-- Exercise task --
Please reproduce every item below line for line without changing anything, leaving out the pictures.

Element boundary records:
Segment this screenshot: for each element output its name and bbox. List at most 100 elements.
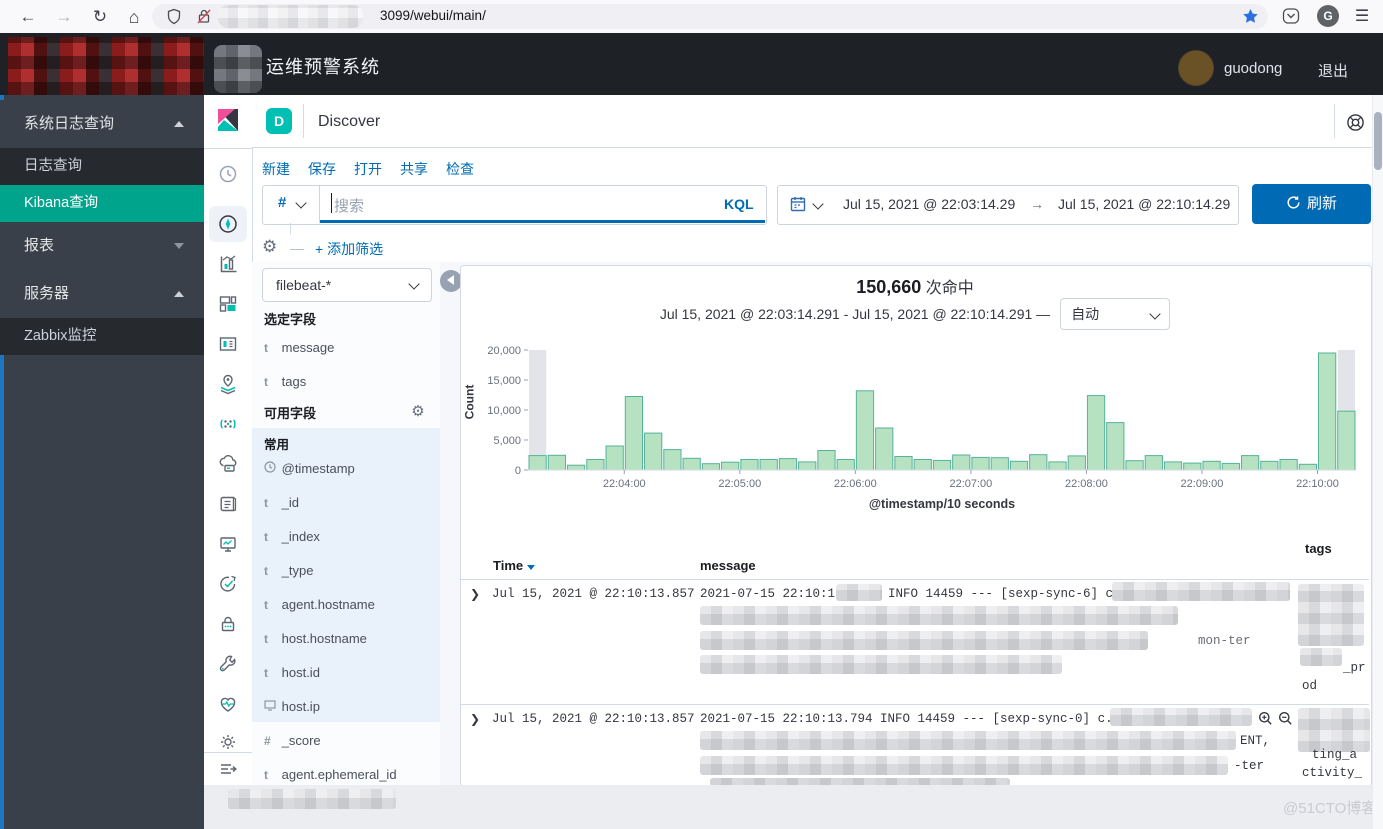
logs-icon[interactable]	[217, 493, 239, 515]
sidebar-item-zabbix[interactable]: Zabbix监控	[0, 318, 204, 355]
kql-button[interactable]: KQL	[724, 196, 754, 212]
field-tags[interactable]: t tags	[264, 374, 306, 394]
field-host-hostname[interactable]: t host.hostname	[264, 631, 367, 651]
calendar-icon[interactable]	[789, 195, 807, 218]
sidebar-item-servers[interactable]: 服务器	[0, 270, 204, 318]
scrollbar-thumb[interactable]	[1374, 112, 1382, 170]
time-start[interactable]: Jul 15, 2021 @ 22:03:14.29	[843, 196, 1015, 212]
filter-for-icon[interactable]	[1258, 711, 1273, 726]
input-focus-underline	[320, 220, 765, 223]
app-logo-blurred	[214, 45, 262, 93]
apm-icon[interactable]	[217, 453, 239, 475]
field-index[interactable]: t _index	[264, 529, 320, 549]
divider	[303, 104, 304, 138]
security-lock-icon[interactable]	[217, 613, 239, 635]
filter-out-icon[interactable]	[1278, 711, 1293, 726]
url-text: 3099/webui/main/	[380, 8, 486, 23]
management-gear-icon[interactable]	[217, 731, 239, 753]
field-settings-gear-icon[interactable]: ⚙	[406, 400, 430, 424]
dashboard-icon[interactable]	[217, 293, 239, 315]
url-blur	[218, 5, 363, 28]
new-button[interactable]: 新建	[262, 159, 290, 179]
add-filter-button[interactable]: + 添加筛选	[315, 239, 383, 259]
visualize-icon[interactable]	[217, 253, 239, 275]
metrics-icon[interactable]	[217, 533, 239, 555]
svg-text:22:10:00: 22:10:00	[1296, 478, 1339, 490]
sidebar-item-kibana-query[interactable]: Kibana查询	[0, 185, 204, 222]
filter-language-menu[interactable]	[262, 185, 320, 223]
expand-row-icon[interactable]: ❯	[470, 587, 480, 601]
shield-icon[interactable]	[166, 8, 182, 30]
rail-divider	[204, 752, 252, 753]
kibana-logo[interactable]	[213, 105, 243, 135]
svg-text:10,000: 10,000	[487, 405, 521, 417]
hits-range-line: Jul 15, 2021 @ 22:03:14.291 - Jul 15, 20…	[460, 298, 1370, 330]
canvas-icon[interactable]	[217, 333, 239, 355]
save-button[interactable]: 保存	[308, 159, 336, 179]
inspect-button[interactable]: 检查	[446, 159, 474, 179]
filter-gear-icon[interactable]: ⚙	[262, 237, 277, 257]
sidebar-item-log-query[interactable]: 日志查询	[0, 148, 204, 185]
column-header-tags[interactable]: tags	[1305, 541, 1332, 556]
kibana-nav-rail	[204, 95, 253, 785]
forward-icon[interactable]: →	[52, 5, 76, 29]
insecure-lock-icon[interactable]	[196, 8, 212, 30]
logout-button[interactable]: 退出	[1318, 60, 1348, 81]
time-end[interactable]: Jul 15, 2021 @ 22:10:14.29	[1058, 196, 1230, 212]
row-message-fragment: -ter	[1234, 759, 1264, 773]
redacted-text	[700, 731, 1236, 750]
maps-icon[interactable]	[217, 373, 239, 395]
dev-tools-icon[interactable]	[217, 653, 239, 675]
company-logo-blurred	[8, 37, 204, 95]
column-header-message[interactable]: message	[700, 558, 756, 573]
reload-icon[interactable]: ↻	[88, 5, 112, 29]
bookmark-star-icon[interactable]	[1242, 8, 1259, 30]
field-timestamp[interactable]: @timestamp	[264, 461, 355, 481]
field-type[interactable]: t _type	[264, 563, 313, 583]
row-tag-fragment: ting_a	[1312, 748, 1357, 762]
user-avatar[interactable]	[1178, 50, 1214, 86]
back-icon[interactable]: ←	[16, 5, 40, 29]
row-message-fragment: 2021-07-15 22:10:13.794 INFO 14459 --- […	[700, 712, 1120, 726]
refresh-button[interactable]: 刷新	[1252, 184, 1371, 224]
share-button[interactable]: 共享	[400, 159, 428, 179]
index-pattern-select[interactable]: filebeat-*	[262, 268, 432, 302]
search-input[interactable]: 搜索	[334, 195, 364, 216]
field-host-id[interactable]: t host.id	[264, 665, 320, 685]
sidebar-item-syslog-query[interactable]: 系统日志查询	[0, 100, 204, 148]
histogram-chart: 05,00010,00015,00020,00022:04:0022:05:00…	[480, 346, 1365, 516]
expand-row-icon[interactable]: ❯	[470, 712, 480, 726]
menu-icon[interactable]: ☰	[1350, 5, 1374, 29]
collapse-sidebar-button[interactable]	[440, 270, 462, 292]
url-bar[interactable]: 3099/webui/main/	[152, 4, 1268, 29]
open-button[interactable]: 打开	[354, 159, 382, 179]
screen: ← → ↻ ⌂ 3099/webui/main/ G ☰ 运维预警系统 gu	[0, 0, 1383, 829]
column-header-time[interactable]: Time	[493, 558, 535, 573]
space-badge[interactable]: D	[266, 108, 292, 134]
field-score[interactable]: # _score	[264, 733, 321, 753]
field-agent-ephemeral-id[interactable]: t agent.ephemeral_id	[264, 767, 397, 787]
row-message-fragment: ENT,	[1240, 734, 1270, 748]
field-id[interactable]: t _id	[264, 495, 299, 515]
svg-text:20,000: 20,000	[487, 346, 521, 357]
home-icon[interactable]: ⌂	[122, 5, 146, 29]
profile-avatar[interactable]: G	[1317, 5, 1339, 27]
recently-viewed-icon[interactable]	[217, 163, 239, 185]
monitoring-icon[interactable]	[217, 693, 239, 715]
discover-icon[interactable]	[217, 213, 239, 235]
collapse-nav-icon[interactable]	[217, 758, 239, 780]
row-message-fragment: 2021-07-15 22:10:1	[700, 587, 835, 601]
text-caret	[331, 193, 332, 213]
field-message[interactable]: t message	[264, 340, 334, 360]
machine-learning-icon[interactable]	[217, 413, 239, 435]
pocket-icon[interactable]	[1281, 6, 1301, 31]
selected-fields-title: 选定字段	[264, 309, 316, 328]
redacted-text	[700, 631, 1148, 650]
scrollbar-track[interactable]	[1372, 95, 1383, 829]
sidebar-item-reports[interactable]: 报表	[0, 222, 204, 270]
interval-select[interactable]: 自动	[1060, 298, 1170, 330]
help-icon[interactable]	[1345, 112, 1366, 138]
uptime-icon[interactable]	[217, 573, 239, 595]
field-host-ip[interactable]: host.ip	[264, 699, 320, 719]
field-agent-hostname[interactable]: t agent.hostname	[264, 597, 375, 617]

-- Solution below --
Segment this screenshot: for each element output its name and bbox. List at most 100 elements.
logs-icon[interactable]	[217, 493, 239, 515]
sidebar-item-zabbix[interactable]: Zabbix监控	[0, 318, 204, 355]
kql-button[interactable]: KQL	[724, 196, 754, 212]
field-tags[interactable]: t tags	[264, 374, 306, 394]
field-host-hostname[interactable]: t host.hostname	[264, 631, 367, 651]
calendar-icon[interactable]	[789, 195, 807, 218]
sidebar-item-servers[interactable]: 服务器	[0, 270, 204, 318]
scrollbar-thumb[interactable]	[1374, 112, 1382, 170]
time-start[interactable]: Jul 15, 2021 @ 22:03:14.29	[843, 196, 1015, 212]
filter-for-icon[interactable]	[1258, 711, 1273, 726]
input-focus-underline	[320, 220, 765, 223]
app-logo-blurred	[214, 45, 262, 93]
apm-icon[interactable]	[217, 453, 239, 475]
field-index[interactable]: t _index	[264, 529, 320, 549]
divider	[303, 104, 304, 138]
security-lock-icon[interactable]	[217, 613, 239, 635]
filter-out-icon[interactable]	[1278, 711, 1293, 726]
url-text: 3099/webui/main/	[380, 8, 486, 23]
management-gear-icon[interactable]	[217, 731, 239, 753]
field-settings-gear-icon[interactable]: ⚙	[406, 400, 430, 424]
dashboard-icon[interactable]	[217, 293, 239, 315]
url-blur	[218, 5, 363, 28]
new-button[interactable]: 新建	[262, 159, 290, 179]
add-filter-button[interactable]: + 添加筛选	[315, 239, 383, 259]
visualize-icon[interactable]	[217, 253, 239, 275]
metrics-icon[interactable]	[217, 533, 239, 555]
svg-text:22:10:00: 22:10:00	[1296, 478, 1339, 490]
sidebar-item-kibana-query[interactable]: Kibana查询	[0, 185, 204, 222]
filter-language-menu[interactable]	[262, 185, 320, 223]
expand-row-icon[interactable]: ❯	[470, 587, 480, 601]
shield-icon[interactable]	[166, 8, 182, 30]
rail-divider	[204, 752, 252, 753]
kibana-logo[interactable]	[213, 105, 243, 135]
svg-text:10,000: 10,000	[487, 405, 521, 417]
hits-range-line: Jul 15, 2021 @ 22:03:14.291 - Jul 15, 20…	[460, 298, 1370, 330]
canvas-icon[interactable]	[217, 333, 239, 355]
save-button[interactable]: 保存	[308, 159, 336, 179]
inspect-button[interactable]: 检查	[446, 159, 474, 179]
filter-gear-icon[interactable]: ⚙	[262, 237, 277, 257]
sidebar-item-log-query[interactable]: 日志查询	[0, 148, 204, 185]
column-header-tags[interactable]: tags	[1305, 541, 1332, 556]
kibana-nav-rail	[204, 95, 253, 785]
forward-icon[interactable]: →	[52, 5, 76, 29]
insecure-lock-icon[interactable]	[196, 8, 212, 30]
logout-button[interactable]: 退出	[1318, 60, 1348, 81]
time-end[interactable]: Jul 15, 2021 @ 22:10:14.29	[1058, 196, 1230, 212]
row-message-fragment: -ter	[1234, 759, 1264, 773]
redacted-text	[700, 731, 1236, 750]
maps-icon[interactable]	[217, 373, 239, 395]
dev-tools-icon[interactable]	[217, 653, 239, 675]
company-logo-blurred	[8, 37, 204, 95]
column-header-message[interactable]: message	[700, 558, 756, 573]
reload-icon[interactable]: ↻	[88, 5, 112, 29]
bookmark-star-icon[interactable]	[1242, 8, 1259, 30]
field-timestamp[interactable]: @timestamp	[264, 461, 355, 481]
field-type[interactable]: t _type	[264, 563, 313, 583]
row-tag-fragment: ting_a	[1312, 748, 1357, 762]
user-avatar[interactable]	[1178, 50, 1214, 86]
back-icon[interactable]: ←	[16, 5, 40, 29]
row-message-fragment: 2021-07-15 22:10:13.794 INFO 14459 --- […	[700, 712, 1120, 726]
refresh-button[interactable]: 刷新	[1252, 184, 1371, 224]
share-button[interactable]: 共享	[400, 159, 428, 179]
index-pattern-select[interactable]: filebeat-*	[262, 268, 432, 302]
search-input[interactable]: 搜索	[334, 195, 364, 216]
field-host-id[interactable]: t host.id	[264, 665, 320, 685]
sidebar-item-syslog-query[interactable]: 系统日志查询	[0, 100, 204, 148]
histogram-chart: 05,00010,00015,00020,00022:04:0022:05:00…	[480, 346, 1365, 516]
expand-row-icon[interactable]: ❯	[470, 712, 480, 726]
menu-icon[interactable]: ☰	[1350, 5, 1374, 29]
collapse-sidebar-button[interactable]	[440, 270, 462, 292]
url-bar[interactable]: 3099/webui/main/	[152, 4, 1268, 29]
open-button[interactable]: 打开	[354, 159, 382, 179]
screen: ← → ↻ ⌂ 3099/webui/main/ G ☰ 运维预警系统 gu	[0, 0, 1383, 829]
column-header-time[interactable]: Time	[493, 558, 535, 573]
space-badge[interactable]: D	[266, 108, 292, 134]
field-score[interactable]: # _score	[264, 733, 321, 753]
field-agent-ephemeral-id[interactable]: t agent.ephemeral_id	[264, 767, 397, 787]
row-message-fragment: ENT,	[1240, 734, 1270, 748]
field-id[interactable]: t _id	[264, 495, 299, 515]
svg-text:20,000: 20,000	[487, 346, 521, 357]
home-icon[interactable]: ⌂	[122, 5, 146, 29]
profile-avatar[interactable]: G	[1317, 5, 1339, 27]
recently-viewed-icon[interactable]	[217, 163, 239, 185]
monitoring-icon[interactable]	[217, 693, 239, 715]
discover-icon[interactable]	[217, 213, 239, 235]
collapse-nav-icon[interactable]	[217, 758, 239, 780]
row-message-fragment: 2021-07-15 22:10:1	[700, 587, 835, 601]
text-caret	[331, 193, 332, 213]
field-message[interactable]: t message	[264, 340, 334, 360]
machine-learning-icon[interactable]	[217, 413, 239, 435]
pocket-icon[interactable]	[1281, 6, 1301, 31]
selected-fields-title: 选定字段	[264, 309, 316, 328]
redacted-text	[700, 631, 1148, 650]
scrollbar-track[interactable]	[1372, 95, 1383, 829]
sidebar-item-reports[interactable]: 报表	[0, 222, 204, 270]
interval-select[interactable]: 自动	[1060, 298, 1170, 330]
help-icon[interactable]	[1345, 112, 1366, 138]
uptime-icon[interactable]	[217, 573, 239, 595]
field-host-ip[interactable]: host.ip	[264, 699, 320, 719]
field-agent-hostname[interactable]: t agent.hostname	[264, 597, 375, 617]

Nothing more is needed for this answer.